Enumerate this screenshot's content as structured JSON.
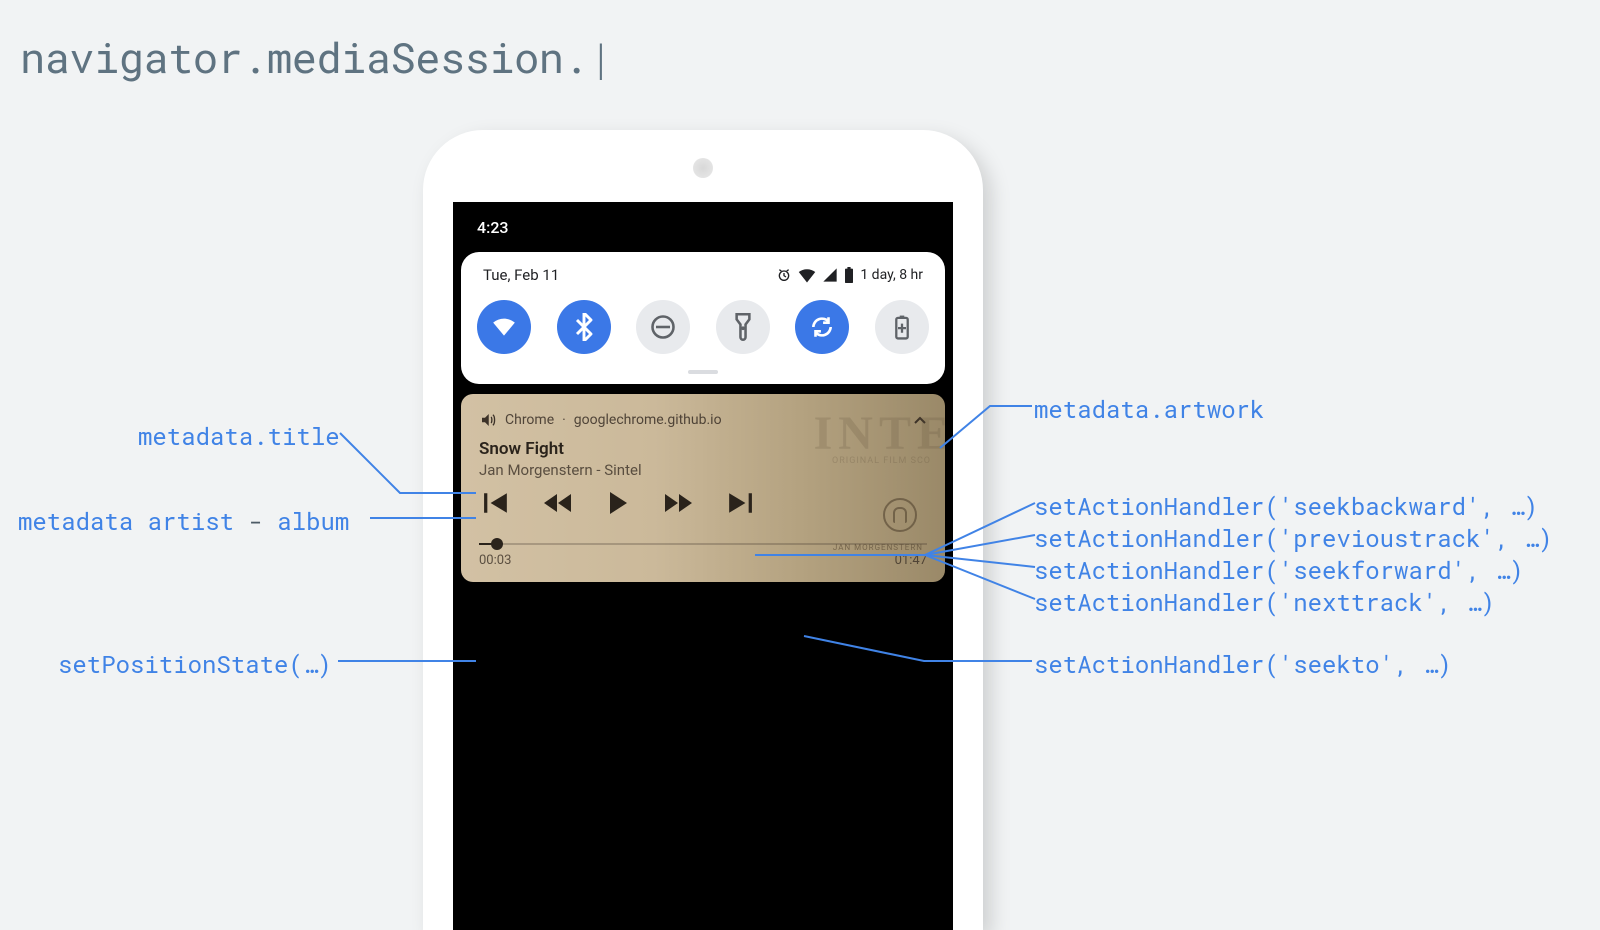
{
  "heading": {
    "api": "navigator.mediaSession.",
    "cursor": "|"
  },
  "phone": {
    "statusbar": {
      "time": "4:23"
    },
    "quicksettings": {
      "date": "Tue, Feb 11",
      "battery_text": "1 day, 8 hr",
      "tiles": [
        {
          "name": "wifi",
          "active": true
        },
        {
          "name": "bluetooth",
          "active": true
        },
        {
          "name": "dnd",
          "active": false
        },
        {
          "name": "flashlight",
          "active": false
        },
        {
          "name": "autorotate",
          "active": true
        },
        {
          "name": "battery-saver",
          "active": false
        }
      ]
    },
    "media": {
      "app": "Chrome",
      "origin_separator": " · ",
      "origin": "googlechrome.github.io",
      "title": "Snow Fight",
      "artist_album": "Jan Morgenstern - Sintel",
      "time_current": "00:03",
      "time_total": "01:47",
      "bg_title": "INTE",
      "bg_sub": "ORIGINAL FILM SCO",
      "bg_credit": "JAN MORGENSTERN"
    }
  },
  "labels": {
    "left": {
      "title": "metadata.title",
      "artist_album_pre": "metadata artist",
      "artist_album_dash": " - ",
      "artist_album_post": "album",
      "position": "setPositionState(…)"
    },
    "right": {
      "artwork": "metadata.artwork",
      "seekbackward": "setActionHandler('seekbackward', …)",
      "previoustrack": "setActionHandler('previoustrack', …)",
      "seekforward": "setActionHandler('seekforward', …)",
      "nexttrack": "setActionHandler('nexttrack', …)",
      "seekto": "setActionHandler('seekto', …)"
    }
  }
}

+--

Scan the material and collect every line that contains "metadata".

      "title": "metadata.title",
      "artist_album_pre": "metadata artist",
      "artwork": "metadata.artwork",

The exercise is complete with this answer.